• Set task a:
Substitute "window-button" for every "window-icon" in the records, beginning at their first line and stopping after the line that contains "indicator-tab[interactable]: CCI xyxy=(952,1232,982,1252)". Write those lines out again with nothing else changed.

• Extract:
-- Start --

Advice From Iceland, Ireland and U.K. Regarding Banking / Monetary Reform: "Jail The Bankers"
Senior bankers who are "reckless" in taking risks will face prison terms in the U.K., under plans presented by the British government.
The U.K. Treasury said in a report on its efforts to overhaul the nation's banking industry that it is proposing a criminal law to punish "reckless" misconduct by senior bankers. The Treasury also said it was working with regulators to ensure bonuses can be deferred for up to 10 years, and clawed back when a bank is bailed out by the government.
How the new law would work will be hashed out by government officials; an amendment that would put it into effect will be added to the Banking Reform Bill. The bill is expected to be passed in early 2014 and would apply to all banks that have headquarters in the U.K.
In the wake of the financial crisis, the U.K. has taken a particularly tough line with banks, partly because of the industry's size compared with the British economy. The variety of scandals that have tainted British banks in recent years has played a role as well. No European country has so far sought to implement laws to prosecute bankers for being reckless, experts say.
The proposal for the law came as George Osborne, who heads the Treasury, largely endorsed a series of recommendations by a parliamentary commission assigned to improve the banking industry's culture. In a report, the Parliamentary Commission on Banking Standards called for tighter limits on pay, greater competition among lenders and for executives of failed banks to be punished.
It isn't clear how much punch the proposed law will have. Senior bankers rarely sign off on decisions alone, meaning that assigning blame will be difficult, experts say. Equally complicated will be crafting a definition of recklessness that doesn't lead to prison terms for so many employees that people are scared away from the industry.
"This is posturing but it has public support," Barry Vitou, head of the corporate-crime team at law firm Pinsent Masons, said of the plan. The fact that "recklessness" could be interpreted broadly means the law "is potentially quite dangerous," he added.
The Treasury said it would consider reversing the burden of proof, meaning that it will be up to executives to show that they took all reasonable steps to ensure they didn't violate regulations.
The British Bankers' Association said in a statement that any change to the law must be "measured and workable."
British taxpayers pumped more than £100 billion ($149 billion) into bailing out several banks, including Lloyds Banking Group PLC and Royal Bank of Scotland Group PLC, at the height of the financial crisis. Two banking executives have given up their knighthoods but none have been prosecuted, a factor that continues to fuel public ire toward the U.K. finance industry.
Ensuring that top executives are held to account over future bank failures is a key plank in the U.K. government's plan to overhaul the banking sector. It called upon an independent commission to come up with broad proposals in 2011, and set up a cross-party parliamentary group to address culture and standards in the wake of the scandal over attempts to rig interbank interest rates.
Other measures already in the banking bill include partially separating retail banks from investment-banking units.

-- End --

• Set task b:
According to the article on jailing reckless bankers, for up to how many years could bonuses be deferred?

• Extracted entries:
-- Start --

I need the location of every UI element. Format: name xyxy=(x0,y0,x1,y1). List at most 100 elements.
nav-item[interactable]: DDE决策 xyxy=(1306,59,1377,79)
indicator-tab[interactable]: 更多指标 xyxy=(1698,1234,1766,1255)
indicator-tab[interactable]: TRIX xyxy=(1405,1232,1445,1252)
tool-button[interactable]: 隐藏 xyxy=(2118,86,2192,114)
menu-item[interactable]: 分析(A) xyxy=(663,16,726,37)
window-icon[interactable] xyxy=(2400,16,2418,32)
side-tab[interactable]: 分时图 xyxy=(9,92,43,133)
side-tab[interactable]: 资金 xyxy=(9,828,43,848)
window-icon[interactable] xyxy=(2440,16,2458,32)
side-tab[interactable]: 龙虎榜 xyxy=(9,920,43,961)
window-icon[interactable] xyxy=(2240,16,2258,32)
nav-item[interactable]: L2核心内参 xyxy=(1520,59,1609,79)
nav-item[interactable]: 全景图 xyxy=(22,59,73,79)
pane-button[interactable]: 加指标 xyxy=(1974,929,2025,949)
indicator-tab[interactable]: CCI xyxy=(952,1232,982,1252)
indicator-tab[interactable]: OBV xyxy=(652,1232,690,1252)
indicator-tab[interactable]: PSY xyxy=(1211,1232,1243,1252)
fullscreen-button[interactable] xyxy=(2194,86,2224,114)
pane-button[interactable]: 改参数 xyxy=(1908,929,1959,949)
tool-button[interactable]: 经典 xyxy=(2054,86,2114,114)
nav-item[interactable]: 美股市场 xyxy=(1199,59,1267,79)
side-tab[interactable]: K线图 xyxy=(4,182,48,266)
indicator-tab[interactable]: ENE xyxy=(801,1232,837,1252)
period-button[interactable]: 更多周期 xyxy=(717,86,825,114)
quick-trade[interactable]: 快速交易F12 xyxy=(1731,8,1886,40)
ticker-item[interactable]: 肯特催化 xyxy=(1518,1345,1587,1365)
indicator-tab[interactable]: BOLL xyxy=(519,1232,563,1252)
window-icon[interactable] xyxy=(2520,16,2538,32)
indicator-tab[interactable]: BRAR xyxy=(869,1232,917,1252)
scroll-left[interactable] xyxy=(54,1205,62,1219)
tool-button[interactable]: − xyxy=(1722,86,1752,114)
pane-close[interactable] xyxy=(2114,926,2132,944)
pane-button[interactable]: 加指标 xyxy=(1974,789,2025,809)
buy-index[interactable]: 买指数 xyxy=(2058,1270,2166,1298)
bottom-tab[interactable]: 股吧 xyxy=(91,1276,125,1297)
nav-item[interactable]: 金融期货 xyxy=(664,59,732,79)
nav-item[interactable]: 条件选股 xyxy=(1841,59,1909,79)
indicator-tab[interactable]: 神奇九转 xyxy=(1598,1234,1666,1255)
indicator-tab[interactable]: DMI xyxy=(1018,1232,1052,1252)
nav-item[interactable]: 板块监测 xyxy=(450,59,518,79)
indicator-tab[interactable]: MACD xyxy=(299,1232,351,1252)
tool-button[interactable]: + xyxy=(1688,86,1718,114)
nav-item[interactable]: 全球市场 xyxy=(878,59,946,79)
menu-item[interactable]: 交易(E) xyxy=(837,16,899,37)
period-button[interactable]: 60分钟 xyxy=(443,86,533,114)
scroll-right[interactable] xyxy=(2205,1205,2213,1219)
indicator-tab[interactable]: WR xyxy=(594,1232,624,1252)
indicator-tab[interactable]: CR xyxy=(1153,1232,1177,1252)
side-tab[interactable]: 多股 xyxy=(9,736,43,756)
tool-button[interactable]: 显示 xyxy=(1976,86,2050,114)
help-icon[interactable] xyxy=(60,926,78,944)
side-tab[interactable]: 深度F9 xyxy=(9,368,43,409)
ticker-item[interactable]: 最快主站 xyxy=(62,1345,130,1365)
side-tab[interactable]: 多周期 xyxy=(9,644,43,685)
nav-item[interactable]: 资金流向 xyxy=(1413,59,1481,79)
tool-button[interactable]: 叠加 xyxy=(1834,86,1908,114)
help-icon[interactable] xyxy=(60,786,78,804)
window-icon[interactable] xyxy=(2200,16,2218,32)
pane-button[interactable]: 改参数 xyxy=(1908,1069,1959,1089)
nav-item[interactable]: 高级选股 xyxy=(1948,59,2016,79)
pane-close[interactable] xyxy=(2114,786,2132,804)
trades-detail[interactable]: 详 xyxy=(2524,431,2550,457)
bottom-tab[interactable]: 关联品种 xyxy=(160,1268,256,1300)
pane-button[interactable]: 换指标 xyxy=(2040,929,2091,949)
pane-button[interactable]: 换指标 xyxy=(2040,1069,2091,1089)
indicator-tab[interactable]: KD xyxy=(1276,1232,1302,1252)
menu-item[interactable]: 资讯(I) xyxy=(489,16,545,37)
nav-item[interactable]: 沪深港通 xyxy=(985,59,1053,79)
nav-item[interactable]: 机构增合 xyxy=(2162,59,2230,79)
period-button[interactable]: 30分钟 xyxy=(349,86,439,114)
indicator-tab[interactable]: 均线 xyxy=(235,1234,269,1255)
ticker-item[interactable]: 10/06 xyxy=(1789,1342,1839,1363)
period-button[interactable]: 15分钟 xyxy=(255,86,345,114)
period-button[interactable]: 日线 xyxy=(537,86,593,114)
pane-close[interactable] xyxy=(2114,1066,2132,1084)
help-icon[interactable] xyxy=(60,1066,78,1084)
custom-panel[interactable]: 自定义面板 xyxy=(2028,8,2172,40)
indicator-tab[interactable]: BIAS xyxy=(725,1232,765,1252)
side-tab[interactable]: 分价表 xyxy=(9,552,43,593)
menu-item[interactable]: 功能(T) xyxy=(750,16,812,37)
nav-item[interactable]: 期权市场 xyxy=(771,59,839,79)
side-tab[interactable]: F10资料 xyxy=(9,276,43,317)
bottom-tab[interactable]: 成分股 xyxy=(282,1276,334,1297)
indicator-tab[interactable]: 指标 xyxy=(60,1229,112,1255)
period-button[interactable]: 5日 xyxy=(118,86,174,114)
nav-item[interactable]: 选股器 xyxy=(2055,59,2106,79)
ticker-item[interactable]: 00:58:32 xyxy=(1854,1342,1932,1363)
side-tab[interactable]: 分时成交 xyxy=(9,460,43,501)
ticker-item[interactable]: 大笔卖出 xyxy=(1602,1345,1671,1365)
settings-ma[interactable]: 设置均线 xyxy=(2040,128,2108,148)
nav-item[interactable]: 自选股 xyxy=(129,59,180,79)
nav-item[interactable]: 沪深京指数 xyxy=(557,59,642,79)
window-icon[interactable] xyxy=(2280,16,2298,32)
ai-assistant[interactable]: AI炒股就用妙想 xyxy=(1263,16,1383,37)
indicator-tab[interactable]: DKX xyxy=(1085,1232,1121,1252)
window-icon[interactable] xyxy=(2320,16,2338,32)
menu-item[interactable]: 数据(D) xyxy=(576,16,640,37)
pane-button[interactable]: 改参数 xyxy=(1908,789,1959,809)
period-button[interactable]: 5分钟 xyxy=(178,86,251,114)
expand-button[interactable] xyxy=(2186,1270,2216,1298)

-- End --

• Problem solution a:
I need the location of every UI element. Format: name xyxy=(x0,y0,x1,y1). List at most 100 elements.
nav-item[interactable]: DDE决策 xyxy=(1306,59,1377,79)
indicator-tab[interactable]: 更多指标 xyxy=(1698,1234,1766,1255)
indicator-tab[interactable]: TRIX xyxy=(1405,1232,1445,1252)
tool-button[interactable]: 隐藏 xyxy=(2118,86,2192,114)
menu-item[interactable]: 分析(A) xyxy=(663,16,726,37)
window-button[interactable] xyxy=(2400,16,2418,32)
side-tab[interactable]: 分时图 xyxy=(9,92,43,133)
side-tab[interactable]: 资金 xyxy=(9,828,43,848)
window-button[interactable] xyxy=(2440,16,2458,32)
side-tab[interactable]: 龙虎榜 xyxy=(9,920,43,961)
window-button[interactable] xyxy=(2240,16,2258,32)
nav-item[interactable]: L2核心内参 xyxy=(1520,59,1609,79)
nav-item[interactable]: 全景图 xyxy=(22,59,73,79)
pane-button[interactable]: 加指标 xyxy=(1974,929,2025,949)
indicator-tab[interactable]: CCI xyxy=(952,1232,982,1252)

• Problem solution b:
Up to 10 years.